Data records:
════

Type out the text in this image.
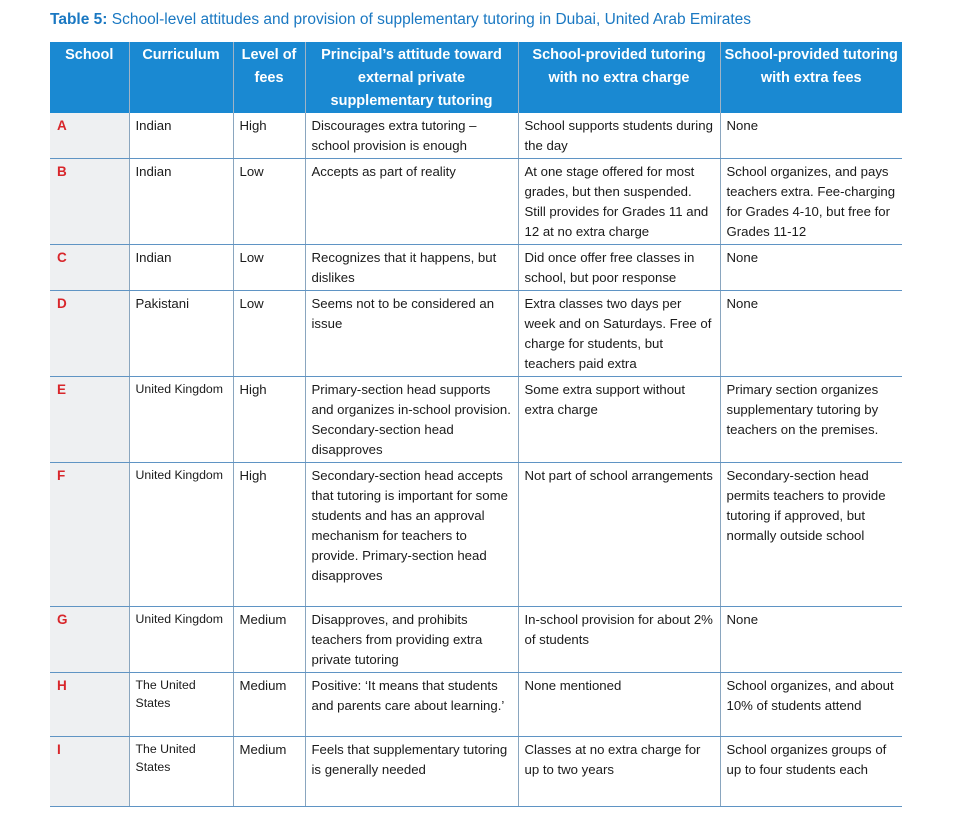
Table 5: School-level attitudes and provision of supplementary tutoring in Dubai, United Arab Emirates
School	Curriculum	Level of fees	Principal’s attitude toward external private supplementary tutoring	School-provided tutoring with no extra charge	School-provided tutoring with extra fees
A	Indian	High	Discourages extra tutoring – school provision is enough	School supports students during the day	None
B	Indian	Low	Accepts as part of reality	At one stage offered for most grades, but then suspended. Still provides for Grades 11 and 12 at no extra charge	School organizes, and pays teachers extra. Fee-charging for Grades 4-10, but free for Grades 11-12
C	Indian	Low	Recognizes that it happens, but dislikes	Did once offer free classes in school, but poor response	None
D	Pakistani	Low	Seems not to be considered an issue	Extra classes two days per week and on Saturdays. Free of charge for students, but teachers paid extra	None
E	United Kingdom	High	Primary-section head supports and organizes in-school provision. Secondary-section head disapproves	Some extra support without extra charge	Primary section organizes supplementary tutoring by teachers on the premises.
F	United Kingdom	High	Secondary-section head accepts that tutoring is important for some students and has an approval mechanism for teachers to provide. Primary-section head disapproves	Not part of school arrangements	Secondary-section head permits teachers to provide tutoring if approved, but normally outside school
G	United Kingdom	Medium	Disapproves, and prohibits teachers from providing extra private tutoring	In-school provision for about 2% of students	None
H	The United States	Medium	Positive: ‘It means that students and parents care about learning.’	None mentioned	School organizes, and about 10% of students attend
I	The United States	Medium	Feels that supplementary tutoring is generally needed	Classes at no extra charge for up to two years	School organizes groups of up to four students each
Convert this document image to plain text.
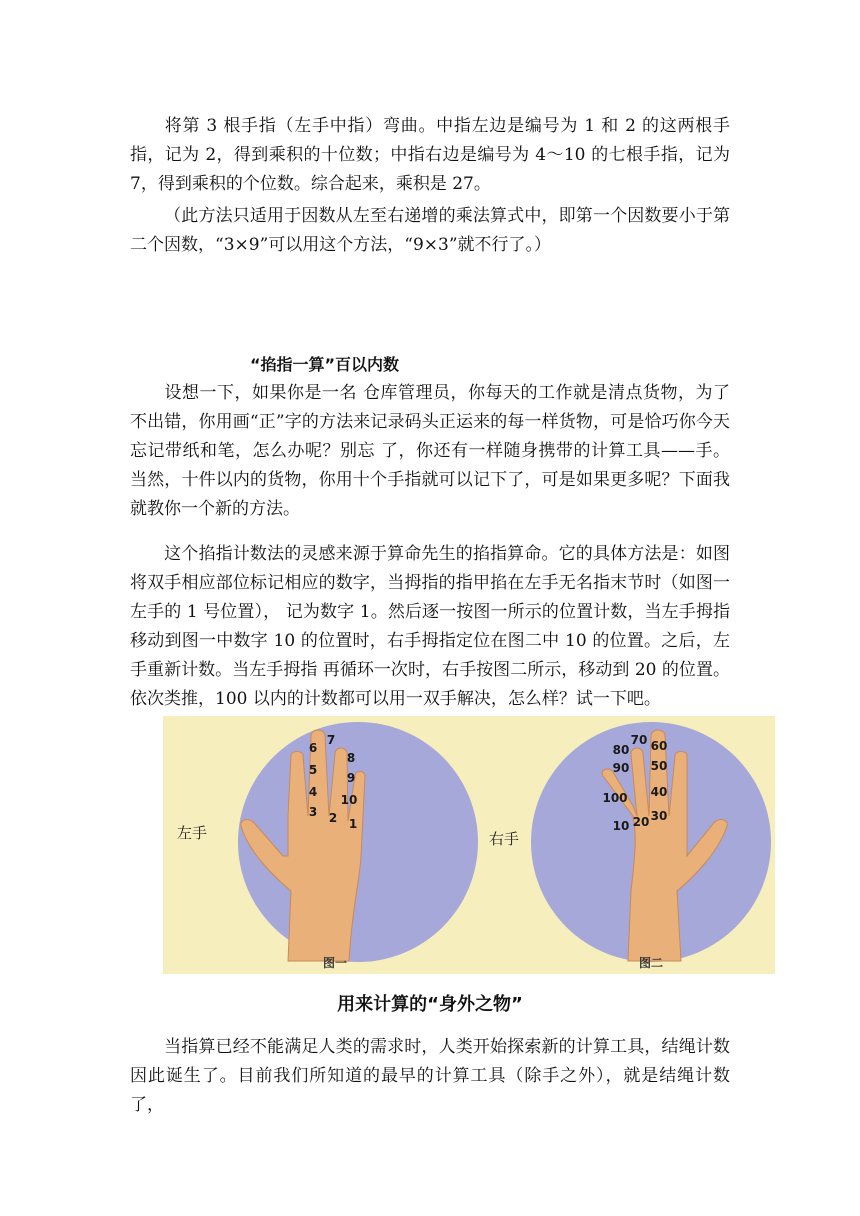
将第 3 根手指（左手中指）弯曲。中指左边是编号为 1 和 2 的这两根手指，记为 2，得到乘积的十位数；中指右边是编号为 4～10 的七根手指，记为 7，得到乘积的个位数。综合起来，乘积是 27。

（此方法只适用于因数从左至右递增的乘法算式中，即第一个因数要小于第二个因数，“3×9”可以用这个方法，“9×3”就不行了。）

“掐指一算”百以内数

设想一下，如果你是一名 仓库管理员，你每天的工作就是清点货物，为了不出错，你用画“正”字的方法来记录码头正运来的每一样货物，可是恰巧你今天忘记带纸和笔，怎么办呢？别忘 了，你还有一样随身携带的计算工具——手。当然，十件以内的货物，你用十个手指就可以记下了，可是如果更多呢？下面我就教你一个新的方法。

这个掐指计数法的灵感来源于算命先生的掐指算命。它的具体方法是：如图将双手相应部位标记相应的数字，当拇指的指甲掐在左手无名指末节时（如图一左手的 1 号位置）， 记为数字 1。然后逐一按图一所示的位置计数，当左手拇指移动到图一中数字 10 的位置时，右手拇指定位在图二中 10 的位置。之后，左手重新计数。当左手拇指 再循环一次时，右手按图二所示，移动到 20 的位置。依次类推，100 以内的计数都可以用一双手解决，怎么样？试一下吧。

左手	右手
图一	图二
1
2
3
4
5
6
7
8
9
10
10 20 30
40
50
60
70
80
90
100
用来计算的“身外之物”

当指算已经不能满足人类的需求时，人类开始探索新的计算工具，结绳计数因此诞生了。目前我们所知道的最早的计算工具（除手之外），就是结绳计数了，
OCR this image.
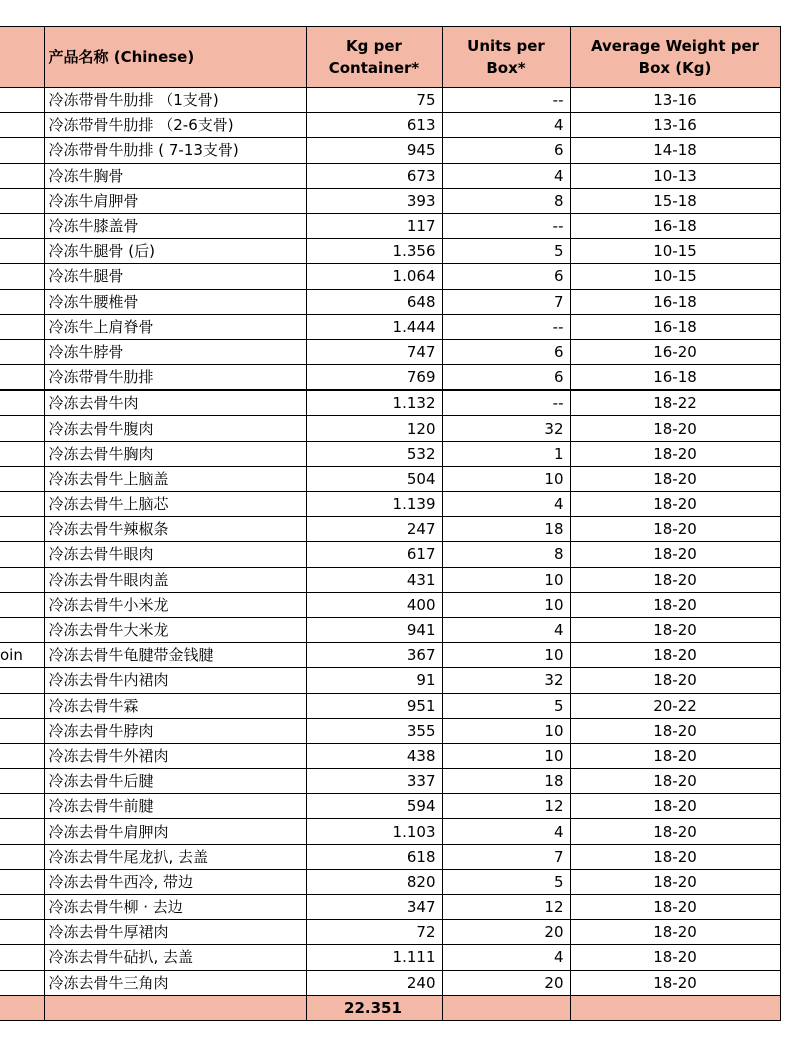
	产品名称 (Chinese)	Kg per Container*	Units per Box*	Average Weight per Box (Kg)
	冷冻带骨牛肋排 （1支骨)	75	--	13-16
	冷冻带骨牛肋排 （2-6支骨)	613	4	13-16
	冷冻带骨牛肋排 ( 7-13支骨)	945	6	14-18
	冷冻牛胸骨	673	4	10-13
	冷冻牛肩胛骨	393	8	15-18
	冷冻牛膝盖骨	117	--	16-18
	冷冻牛腿骨 (后)	1.356	5	10-15
	冷冻牛腿骨	1.064	6	10-15
	冷冻牛腰椎骨	648	7	16-18
	冷冻牛上肩脊骨	1.444	--	16-18
	冷冻牛脖骨	747	6	16-20
	冷冻带骨牛肋排	769	6	16-18
	冷冻去骨牛肉	1.132	--	18-22
	冷冻去骨牛腹肉	120	32	18-20
	冷冻去骨牛胸肉	532	1	18-20
	冷冻去骨牛上脑盖	504	10	18-20
	冷冻去骨牛上脑芯	1.139	4	18-20
	冷冻去骨牛辣椒条	247	18	18-20
	冷冻去骨牛眼肉	617	8	18-20
	冷冻去骨牛眼肉盖	431	10	18-20
	冷冻去骨牛小米龙	400	10	18-20
	冷冻去骨牛大米龙	941	4	18-20
oin	冷冻去骨牛龟腱带金钱腱	367	10	18-20
	冷冻去骨牛内裙肉	91	32	18-20
	冷冻去骨牛霖	951	5	20-22
	冷冻去骨牛脖肉	355	10	18-20
	冷冻去骨牛外裙肉	438	10	18-20
	冷冻去骨牛后腱	337	18	18-20
	冷冻去骨牛前腱	594	12	18-20
	冷冻去骨牛肩胛肉	1.103	4	18-20
	冷冻去骨牛尾龙扒, 去盖	618	7	18-20
	冷冻去骨牛西冷, 带边	820	5	18-20
	冷冻去骨牛柳 · 去边	347	12	18-20
	冷冻去骨牛厚裙肉	72	20	18-20
	冷冻去骨牛砧扒, 去盖	1.111	4	18-20
	冷冻去骨牛三角肉	240	20	18-20
		22.351		
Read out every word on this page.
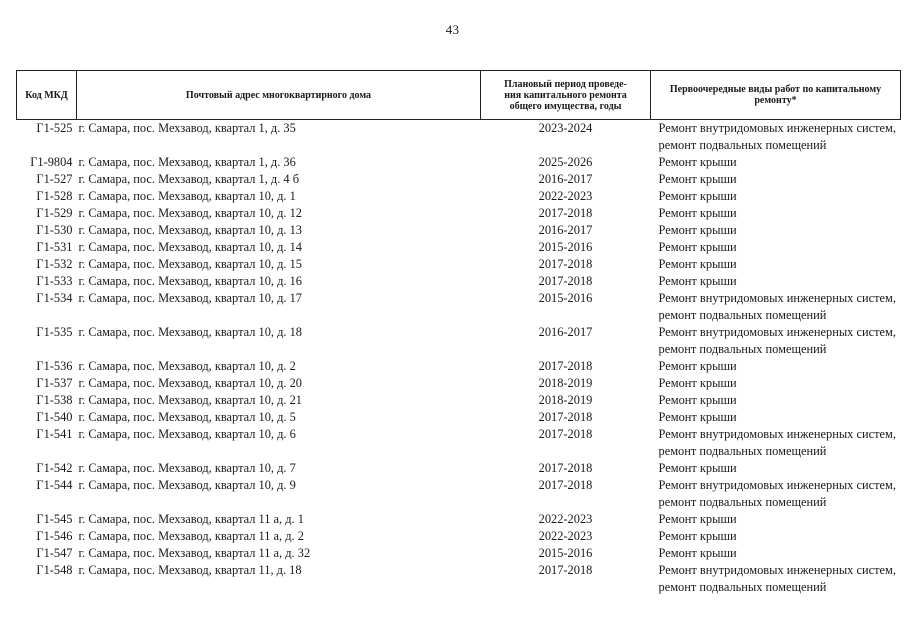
43
Код МКД	Почтовый адрес многоквартирного дома	Плановый период проведе-
ния капитального ремонта
общего имущества, годы	Первоочередные виды работ по капитальному
ремонту*

Г1-525	г. Самара, пос. Мехзавод, квартал 1, д. 35	2023-2024	Ремонт внутридомовых инженерных систем,
ремонт подвальных помещений

Г1-9804	г. Самара, пос. Мехзавод, квартал 1, д. 36	2025-2026	Ремонт крыши

Г1-527	г. Самара, пос. Мехзавод, квартал 1, д. 4 б	2016-2017	Ремонт крыши

Г1-528	г. Самара, пос. Мехзавод, квартал 10, д. 1	2022-2023	Ремонт крыши

Г1-529	г. Самара, пос. Мехзавод, квартал 10, д. 12	2017-2018	Ремонт крыши

Г1-530	г. Самара, пос. Мехзавод, квартал 10, д. 13	2016-2017	Ремонт крыши

Г1-531	г. Самара, пос. Мехзавод, квартал 10, д. 14	2015-2016	Ремонт крыши

Г1-532	г. Самара, пос. Мехзавод, квартал 10, д. 15	2017-2018	Ремонт крыши

Г1-533	г. Самара, пос. Мехзавод, квартал 10, д. 16	2017-2018	Ремонт крыши

Г1-534	г. Самара, пос. Мехзавод, квартал 10, д. 17	2015-2016	Ремонт внутридомовых инженерных систем,
ремонт подвальных помещений

Г1-535	г. Самара, пос. Мехзавод, квартал 10, д. 18	2016-2017	Ремонт внутридомовых инженерных систем,
ремонт подвальных помещений

Г1-536	г. Самара, пос. Мехзавод, квартал 10, д. 2	2017-2018	Ремонт крыши

Г1-537	г. Самара, пос. Мехзавод, квартал 10, д. 20	2018-2019	Ремонт крыши

Г1-538	г. Самара, пос. Мехзавод, квартал 10, д. 21	2018-2019	Ремонт крыши

Г1-540	г. Самара, пос. Мехзавод, квартал 10, д. 5	2017-2018	Ремонт крыши

Г1-541	г. Самара, пос. Мехзавод, квартал 10, д. 6	2017-2018	Ремонт внутридомовых инженерных систем,
ремонт подвальных помещений

Г1-542	г. Самара, пос. Мехзавод, квартал 10, д. 7	2017-2018	Ремонт крыши

Г1-544	г. Самара, пос. Мехзавод, квартал 10, д. 9	2017-2018	Ремонт внутридомовых инженерных систем,
ремонт подвальных помещений

Г1-545	г. Самара, пос. Мехзавод, квартал 11 а, д. 1	2022-2023	Ремонт крыши

Г1-546	г. Самара, пос. Мехзавод, квартал 11 а, д. 2	2022-2023	Ремонт крыши

Г1-547	г. Самара, пос. Мехзавод, квартал 11 а, д. 32	2015-2016	Ремонт крыши

Г1-548	г. Самара, пос. Мехзавод, квартал 11, д. 18	2017-2018	Ремонт внутридомовых инженерных систем,
ремонт подвальных помещений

════

■ **DIRECTIONS FOR THIS TASK**:
Gather each line from the entries above that includes the word "image".

■ **FULL SOLUTION**:
Type out the text in this image.
Convert this document image to plain text.
OCR this image.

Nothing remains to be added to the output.